Goal
Return all lines in the material below that contain "high".

──────────────────────────────

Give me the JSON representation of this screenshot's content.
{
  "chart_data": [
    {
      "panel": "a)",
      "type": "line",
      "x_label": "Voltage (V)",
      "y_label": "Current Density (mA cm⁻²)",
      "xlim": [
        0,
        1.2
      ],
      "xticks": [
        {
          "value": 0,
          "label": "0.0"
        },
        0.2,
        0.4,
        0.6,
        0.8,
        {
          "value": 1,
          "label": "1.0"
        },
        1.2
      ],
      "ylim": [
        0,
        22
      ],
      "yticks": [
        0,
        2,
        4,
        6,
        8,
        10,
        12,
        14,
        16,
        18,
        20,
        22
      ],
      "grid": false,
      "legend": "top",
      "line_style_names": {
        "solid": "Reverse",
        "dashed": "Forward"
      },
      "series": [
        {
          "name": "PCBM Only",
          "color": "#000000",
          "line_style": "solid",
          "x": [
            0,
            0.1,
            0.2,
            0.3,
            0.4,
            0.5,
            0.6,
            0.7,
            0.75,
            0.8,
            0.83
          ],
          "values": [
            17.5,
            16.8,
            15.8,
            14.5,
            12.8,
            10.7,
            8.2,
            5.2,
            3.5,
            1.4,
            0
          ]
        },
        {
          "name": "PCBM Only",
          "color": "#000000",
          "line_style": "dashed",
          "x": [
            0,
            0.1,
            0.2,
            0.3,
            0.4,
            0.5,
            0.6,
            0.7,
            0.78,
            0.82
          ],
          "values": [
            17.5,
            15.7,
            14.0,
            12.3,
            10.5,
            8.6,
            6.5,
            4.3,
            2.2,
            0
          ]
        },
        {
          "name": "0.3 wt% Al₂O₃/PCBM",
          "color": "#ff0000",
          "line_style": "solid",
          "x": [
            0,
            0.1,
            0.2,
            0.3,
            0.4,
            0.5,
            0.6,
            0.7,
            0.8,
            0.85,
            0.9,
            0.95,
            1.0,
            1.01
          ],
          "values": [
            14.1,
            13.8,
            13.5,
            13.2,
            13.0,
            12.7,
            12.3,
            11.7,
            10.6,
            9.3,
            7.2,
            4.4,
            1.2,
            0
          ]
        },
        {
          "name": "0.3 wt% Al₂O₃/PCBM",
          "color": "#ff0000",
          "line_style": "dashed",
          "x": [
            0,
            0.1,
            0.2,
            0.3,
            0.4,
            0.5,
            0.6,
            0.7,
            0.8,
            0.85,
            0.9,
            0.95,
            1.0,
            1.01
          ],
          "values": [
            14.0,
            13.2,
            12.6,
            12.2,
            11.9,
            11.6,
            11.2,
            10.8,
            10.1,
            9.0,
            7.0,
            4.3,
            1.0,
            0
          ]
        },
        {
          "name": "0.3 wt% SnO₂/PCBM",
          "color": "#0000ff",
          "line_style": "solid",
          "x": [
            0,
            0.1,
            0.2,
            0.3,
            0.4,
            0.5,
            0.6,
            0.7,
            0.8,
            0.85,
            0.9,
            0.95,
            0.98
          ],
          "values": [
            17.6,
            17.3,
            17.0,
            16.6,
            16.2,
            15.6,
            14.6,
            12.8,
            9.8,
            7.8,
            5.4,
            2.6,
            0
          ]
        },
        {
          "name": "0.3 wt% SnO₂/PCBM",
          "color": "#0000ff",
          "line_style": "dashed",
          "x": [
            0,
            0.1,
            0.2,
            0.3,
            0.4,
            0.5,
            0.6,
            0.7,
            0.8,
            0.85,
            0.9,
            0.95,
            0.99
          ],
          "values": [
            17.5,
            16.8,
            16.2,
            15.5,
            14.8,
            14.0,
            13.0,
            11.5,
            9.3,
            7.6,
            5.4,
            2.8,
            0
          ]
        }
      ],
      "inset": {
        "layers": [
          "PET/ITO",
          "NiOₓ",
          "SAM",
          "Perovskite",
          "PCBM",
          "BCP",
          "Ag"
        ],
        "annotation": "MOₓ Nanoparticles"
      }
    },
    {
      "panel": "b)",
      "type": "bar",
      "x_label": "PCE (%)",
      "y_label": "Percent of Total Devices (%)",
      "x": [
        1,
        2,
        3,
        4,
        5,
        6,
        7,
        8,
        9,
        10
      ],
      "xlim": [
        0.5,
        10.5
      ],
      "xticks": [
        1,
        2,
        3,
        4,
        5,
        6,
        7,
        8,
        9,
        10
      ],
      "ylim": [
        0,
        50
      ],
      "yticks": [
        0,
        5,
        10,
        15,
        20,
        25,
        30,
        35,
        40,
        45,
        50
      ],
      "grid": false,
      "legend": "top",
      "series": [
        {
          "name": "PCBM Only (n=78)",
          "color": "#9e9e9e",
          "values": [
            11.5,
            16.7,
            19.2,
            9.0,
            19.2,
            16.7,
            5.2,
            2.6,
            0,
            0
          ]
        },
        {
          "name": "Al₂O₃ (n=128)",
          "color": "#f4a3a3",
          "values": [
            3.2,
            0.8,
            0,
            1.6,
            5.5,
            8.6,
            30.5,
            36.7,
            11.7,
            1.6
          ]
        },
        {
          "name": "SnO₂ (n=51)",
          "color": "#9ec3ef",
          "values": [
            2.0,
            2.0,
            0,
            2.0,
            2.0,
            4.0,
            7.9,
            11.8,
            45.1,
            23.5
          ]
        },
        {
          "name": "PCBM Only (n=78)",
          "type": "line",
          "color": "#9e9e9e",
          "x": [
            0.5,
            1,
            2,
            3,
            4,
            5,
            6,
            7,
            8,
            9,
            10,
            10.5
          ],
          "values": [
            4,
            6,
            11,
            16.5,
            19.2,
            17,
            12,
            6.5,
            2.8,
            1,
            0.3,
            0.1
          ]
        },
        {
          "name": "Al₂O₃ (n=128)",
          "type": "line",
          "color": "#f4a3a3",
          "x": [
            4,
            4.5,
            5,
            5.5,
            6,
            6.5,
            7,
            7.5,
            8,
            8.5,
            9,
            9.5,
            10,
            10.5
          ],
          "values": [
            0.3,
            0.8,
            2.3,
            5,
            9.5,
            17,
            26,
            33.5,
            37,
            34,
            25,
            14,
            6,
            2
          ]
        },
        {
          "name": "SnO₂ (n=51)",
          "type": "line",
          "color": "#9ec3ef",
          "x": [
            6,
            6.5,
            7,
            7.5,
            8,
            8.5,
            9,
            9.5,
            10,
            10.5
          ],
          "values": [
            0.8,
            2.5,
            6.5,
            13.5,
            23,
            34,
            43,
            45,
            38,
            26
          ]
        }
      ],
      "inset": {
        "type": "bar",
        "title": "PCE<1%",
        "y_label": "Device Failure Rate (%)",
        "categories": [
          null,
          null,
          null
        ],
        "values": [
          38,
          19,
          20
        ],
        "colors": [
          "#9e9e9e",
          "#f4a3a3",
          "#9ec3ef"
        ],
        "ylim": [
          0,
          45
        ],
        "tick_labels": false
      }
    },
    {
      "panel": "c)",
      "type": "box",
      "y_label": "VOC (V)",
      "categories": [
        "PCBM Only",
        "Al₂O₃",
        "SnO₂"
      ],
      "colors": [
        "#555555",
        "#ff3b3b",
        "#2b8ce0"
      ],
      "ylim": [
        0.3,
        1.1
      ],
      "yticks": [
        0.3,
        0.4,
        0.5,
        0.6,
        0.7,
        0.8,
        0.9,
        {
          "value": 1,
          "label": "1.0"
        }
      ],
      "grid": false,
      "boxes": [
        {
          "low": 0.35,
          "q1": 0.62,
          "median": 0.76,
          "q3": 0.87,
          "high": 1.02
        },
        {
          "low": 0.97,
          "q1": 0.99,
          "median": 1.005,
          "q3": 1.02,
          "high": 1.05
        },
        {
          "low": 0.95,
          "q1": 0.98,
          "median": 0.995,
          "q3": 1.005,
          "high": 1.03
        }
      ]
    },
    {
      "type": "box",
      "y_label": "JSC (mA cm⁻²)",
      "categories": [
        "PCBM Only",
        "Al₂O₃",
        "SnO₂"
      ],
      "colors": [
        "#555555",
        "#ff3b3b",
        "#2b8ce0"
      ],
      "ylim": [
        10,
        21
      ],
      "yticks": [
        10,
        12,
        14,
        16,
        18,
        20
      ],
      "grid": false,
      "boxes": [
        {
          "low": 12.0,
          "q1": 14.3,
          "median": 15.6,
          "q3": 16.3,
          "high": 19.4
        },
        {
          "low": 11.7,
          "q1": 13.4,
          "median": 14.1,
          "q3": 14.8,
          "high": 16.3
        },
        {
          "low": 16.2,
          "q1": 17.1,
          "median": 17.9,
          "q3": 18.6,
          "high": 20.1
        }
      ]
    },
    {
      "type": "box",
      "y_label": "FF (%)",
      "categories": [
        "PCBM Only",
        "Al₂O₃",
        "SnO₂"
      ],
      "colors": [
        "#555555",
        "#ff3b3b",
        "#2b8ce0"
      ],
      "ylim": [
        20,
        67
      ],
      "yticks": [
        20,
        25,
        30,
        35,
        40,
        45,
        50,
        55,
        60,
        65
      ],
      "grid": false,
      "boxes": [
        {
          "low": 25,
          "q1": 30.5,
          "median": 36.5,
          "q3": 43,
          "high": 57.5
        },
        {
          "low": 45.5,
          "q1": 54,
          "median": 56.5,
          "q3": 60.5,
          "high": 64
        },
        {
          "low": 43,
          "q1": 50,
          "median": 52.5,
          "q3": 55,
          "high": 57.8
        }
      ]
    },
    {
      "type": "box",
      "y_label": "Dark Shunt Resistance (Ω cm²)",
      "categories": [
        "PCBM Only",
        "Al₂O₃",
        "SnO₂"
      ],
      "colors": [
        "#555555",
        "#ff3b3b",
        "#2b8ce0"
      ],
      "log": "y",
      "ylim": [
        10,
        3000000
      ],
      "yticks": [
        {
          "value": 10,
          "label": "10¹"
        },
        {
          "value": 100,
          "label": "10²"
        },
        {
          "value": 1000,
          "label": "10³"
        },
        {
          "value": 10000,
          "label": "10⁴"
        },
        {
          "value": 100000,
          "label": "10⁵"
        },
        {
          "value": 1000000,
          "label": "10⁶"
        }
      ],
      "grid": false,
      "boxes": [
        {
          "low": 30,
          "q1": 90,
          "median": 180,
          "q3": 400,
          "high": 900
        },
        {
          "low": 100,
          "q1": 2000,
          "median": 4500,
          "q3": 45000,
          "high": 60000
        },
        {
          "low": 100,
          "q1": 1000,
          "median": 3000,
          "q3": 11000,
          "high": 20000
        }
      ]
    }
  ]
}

──────────────────────────────

Solved problem
          "high": 1.02
          "high": 1.05
          "high": 1.03
          "high": 19.4
          "high": 16.3
          "high": 20.1
          "high": 57.5
          "high": 64
          "high": 57.8
          "high": 900
          "high": 60000
          "high": 20000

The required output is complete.